• [What is being asked]:
Where a line in the listing contains the string "Cortex", copy that line out.

• [Data rows]:
○ ○ ○ ○ ○

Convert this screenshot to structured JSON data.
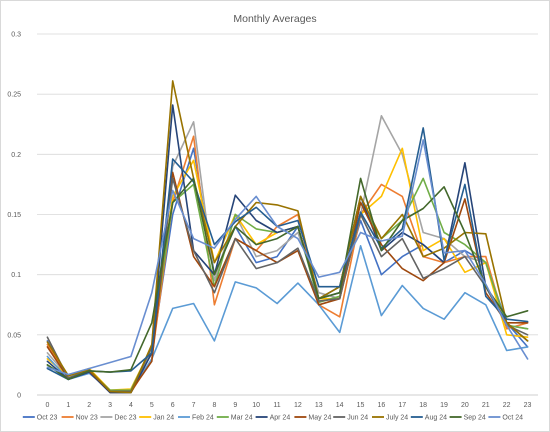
{
  "chart_data": {
    "type": "line",
    "title": "Monthly Averages",
    "xlabel": "",
    "ylabel": "",
    "x": [
      0,
      1,
      2,
      3,
      4,
      5,
      6,
      7,
      8,
      9,
      10,
      11,
      12,
      13,
      14,
      15,
      16,
      17,
      18,
      19,
      20,
      21,
      22,
      23
    ],
    "ylim": [
      0,
      0.3
    ],
    "yticks": [
      0,
      0.05,
      0.1,
      0.15,
      0.2,
      0.25,
      0.3
    ],
    "ytick_labels": [
      "0",
      "0.05",
      "0.1",
      "0.15",
      "0.2",
      "0.25",
      "0.3"
    ],
    "grid": true,
    "legend_position": "bottom",
    "series": [
      {
        "name": "Oct 23",
        "color": "#4472C4",
        "values": [
          0.045,
          0.014,
          0.02,
          0.002,
          0.002,
          0.035,
          0.15,
          0.205,
          0.1,
          0.14,
          0.11,
          0.115,
          0.14,
          0.08,
          0.085,
          0.145,
          0.1,
          0.115,
          0.125,
          0.11,
          0.12,
          0.11,
          0.06,
          0.04
        ]
      },
      {
        "name": "Nov 23",
        "color": "#ED7D31",
        "values": [
          0.042,
          0.016,
          0.02,
          0.002,
          0.002,
          0.03,
          0.16,
          0.215,
          0.075,
          0.13,
          0.12,
          0.14,
          0.15,
          0.075,
          0.065,
          0.15,
          0.175,
          0.165,
          0.115,
          0.11,
          0.115,
          0.115,
          0.055,
          0.06
        ]
      },
      {
        "name": "Dec 23",
        "color": "#A5A5A5",
        "values": [
          0.035,
          0.015,
          0.02,
          0.003,
          0.003,
          0.038,
          0.19,
          0.227,
          0.095,
          0.15,
          0.115,
          0.12,
          0.135,
          0.085,
          0.08,
          0.15,
          0.232,
          0.2,
          0.135,
          0.13,
          0.115,
          0.11,
          0.058,
          0.055
        ]
      },
      {
        "name": "Jan 24",
        "color": "#FFC000",
        "values": [
          0.03,
          0.016,
          0.022,
          0.004,
          0.005,
          0.04,
          0.165,
          0.195,
          0.11,
          0.15,
          0.125,
          0.135,
          0.14,
          0.08,
          0.08,
          0.15,
          0.165,
          0.205,
          0.12,
          0.13,
          0.102,
          0.11,
          0.05,
          0.048
        ]
      },
      {
        "name": "Feb 24",
        "color": "#5B9BD5",
        "values": [
          0.032,
          0.013,
          0.018,
          0.004,
          0.003,
          0.03,
          0.072,
          0.076,
          0.045,
          0.094,
          0.089,
          0.076,
          0.093,
          0.075,
          0.052,
          0.124,
          0.066,
          0.091,
          0.072,
          0.063,
          0.085,
          0.075,
          0.037,
          0.04
        ]
      },
      {
        "name": "Mar 24",
        "color": "#70AD47",
        "values": [
          0.025,
          0.014,
          0.02,
          0.004,
          0.004,
          0.04,
          0.16,
          0.175,
          0.09,
          0.15,
          0.138,
          0.135,
          0.14,
          0.077,
          0.082,
          0.16,
          0.13,
          0.145,
          0.18,
          0.135,
          0.125,
          0.11,
          0.058,
          0.055
        ]
      },
      {
        "name": "Apr 24",
        "color": "#264478",
        "values": [
          0.028,
          0.013,
          0.019,
          0.002,
          0.002,
          0.035,
          0.241,
          0.12,
          0.1,
          0.166,
          0.145,
          0.135,
          0.14,
          0.08,
          0.09,
          0.165,
          0.12,
          0.135,
          0.125,
          0.11,
          0.193,
          0.09,
          0.06,
          0.045
        ]
      },
      {
        "name": "May 24",
        "color": "#9E480E",
        "values": [
          0.04,
          0.014,
          0.02,
          0.003,
          0.003,
          0.028,
          0.185,
          0.115,
          0.09,
          0.13,
          0.12,
          0.11,
          0.12,
          0.075,
          0.08,
          0.16,
          0.125,
          0.105,
          0.095,
          0.11,
          0.163,
          0.085,
          0.06,
          0.06
        ]
      },
      {
        "name": "Jun 24",
        "color": "#636363",
        "values": [
          0.048,
          0.014,
          0.021,
          0.003,
          0.003,
          0.04,
          0.18,
          0.12,
          0.085,
          0.13,
          0.105,
          0.11,
          0.122,
          0.078,
          0.08,
          0.15,
          0.115,
          0.13,
          0.097,
          0.105,
          0.115,
          0.09,
          0.058,
          0.05
        ]
      },
      {
        "name": "July 24",
        "color": "#997300",
        "values": [
          0.044,
          0.016,
          0.021,
          0.003,
          0.002,
          0.042,
          0.261,
          0.18,
          0.11,
          0.14,
          0.16,
          0.158,
          0.153,
          0.08,
          0.09,
          0.165,
          0.13,
          0.15,
          0.115,
          0.122,
          0.135,
          0.134,
          0.06,
          0.045
        ]
      },
      {
        "name": "Aug 24",
        "color": "#255E91",
        "values": [
          0.022,
          0.013,
          0.02,
          0.019,
          0.02,
          0.035,
          0.196,
          0.177,
          0.125,
          0.144,
          0.156,
          0.14,
          0.145,
          0.09,
          0.09,
          0.152,
          0.122,
          0.138,
          0.222,
          0.112,
          0.175,
          0.082,
          0.063,
          0.061
        ]
      },
      {
        "name": "Sep 24",
        "color": "#43682B",
        "values": [
          0.025,
          0.013,
          0.02,
          0.019,
          0.021,
          0.06,
          0.16,
          0.18,
          0.1,
          0.14,
          0.125,
          0.13,
          0.14,
          0.08,
          0.085,
          0.18,
          0.12,
          0.145,
          0.155,
          0.173,
          0.135,
          0.09,
          0.065,
          0.07
        ]
      },
      {
        "name": "Oct 24",
        "color": "#698ED0",
        "values": [
          0.023,
          0.017,
          0.022,
          0.027,
          0.032,
          0.085,
          0.17,
          0.13,
          0.122,
          0.146,
          0.165,
          0.14,
          0.13,
          0.098,
          0.102,
          0.135,
          0.128,
          0.132,
          0.212,
          0.118,
          0.12,
          0.092,
          0.058,
          0.03
        ]
      }
    ]
  }
}
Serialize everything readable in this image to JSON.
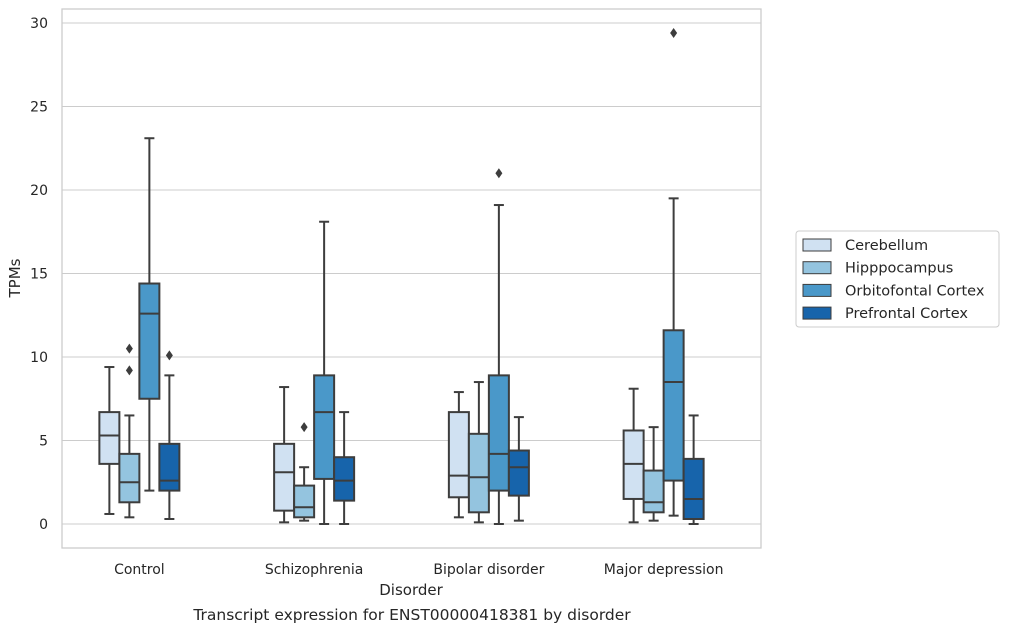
{
  "chart_data": {
    "type": "box",
    "caption": "Transcript expression for ENST00000418381 by disorder",
    "xlabel": "Disorder",
    "ylabel": "TPMs",
    "ylim": [
      -1.4,
      31
    ],
    "yticks": [
      0,
      5,
      10,
      15,
      20,
      25,
      30
    ],
    "grid": true,
    "legend_position": "right-outside",
    "categories": [
      "Control",
      "Schizophrenia",
      "Bipolar disorder",
      "Major depression"
    ],
    "series": [
      {
        "name": "Cerebellum",
        "color": "#d0e1f2",
        "boxes": [
          {
            "whisker_low": 0.6,
            "q1": 3.6,
            "median": 5.3,
            "q3": 6.7,
            "whisker_high": 9.4,
            "outliers": []
          },
          {
            "whisker_low": 0.1,
            "q1": 0.8,
            "median": 3.1,
            "q3": 4.8,
            "whisker_high": 8.2,
            "outliers": []
          },
          {
            "whisker_low": 0.4,
            "q1": 1.6,
            "median": 2.9,
            "q3": 6.7,
            "whisker_high": 7.9,
            "outliers": []
          },
          {
            "whisker_low": 0.1,
            "q1": 1.5,
            "median": 3.6,
            "q3": 5.6,
            "whisker_high": 8.1,
            "outliers": []
          }
        ]
      },
      {
        "name": "Hipppocampus",
        "color": "#94c4df",
        "boxes": [
          {
            "whisker_low": 0.4,
            "q1": 1.3,
            "median": 2.5,
            "q3": 4.2,
            "whisker_high": 6.5,
            "outliers": [
              9.2,
              10.5
            ]
          },
          {
            "whisker_low": 0.2,
            "q1": 0.4,
            "median": 1.0,
            "q3": 2.3,
            "whisker_high": 3.4,
            "outliers": [
              5.8
            ]
          },
          {
            "whisker_low": 0.1,
            "q1": 0.7,
            "median": 2.8,
            "q3": 5.4,
            "whisker_high": 8.5,
            "outliers": []
          },
          {
            "whisker_low": 0.2,
            "q1": 0.7,
            "median": 1.3,
            "q3": 3.2,
            "whisker_high": 5.8,
            "outliers": []
          }
        ]
      },
      {
        "name": "Orbitofontal Cortex",
        "color": "#4a98c9",
        "boxes": [
          {
            "whisker_low": 2.0,
            "q1": 7.5,
            "median": 12.6,
            "q3": 14.4,
            "whisker_high": 23.1,
            "outliers": []
          },
          {
            "whisker_low": 0.0,
            "q1": 2.7,
            "median": 6.7,
            "q3": 8.9,
            "whisker_high": 18.1,
            "outliers": []
          },
          {
            "whisker_low": 0.0,
            "q1": 2.0,
            "median": 4.2,
            "q3": 8.9,
            "whisker_high": 19.1,
            "outliers": [
              21.0
            ]
          },
          {
            "whisker_low": 0.5,
            "q1": 2.6,
            "median": 8.5,
            "q3": 11.6,
            "whisker_high": 19.5,
            "outliers": [
              29.4
            ]
          }
        ]
      },
      {
        "name": "Prefrontal Cortex",
        "color": "#1764ab",
        "boxes": [
          {
            "whisker_low": 0.3,
            "q1": 2.0,
            "median": 2.6,
            "q3": 4.8,
            "whisker_high": 8.9,
            "outliers": [
              10.1
            ]
          },
          {
            "whisker_low": 0.0,
            "q1": 1.4,
            "median": 2.6,
            "q3": 4.0,
            "whisker_high": 6.7,
            "outliers": []
          },
          {
            "whisker_low": 0.2,
            "q1": 1.7,
            "median": 3.4,
            "q3": 4.4,
            "whisker_high": 6.4,
            "outliers": []
          },
          {
            "whisker_low": 0.0,
            "q1": 0.3,
            "median": 1.5,
            "q3": 3.9,
            "whisker_high": 6.5,
            "outliers": []
          }
        ]
      }
    ]
  }
}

○ ○ ○ ○ ○

• [Task solution]:
        "name": "Orbitofontal Cortex",
        "name": "Prefrontal Cortex",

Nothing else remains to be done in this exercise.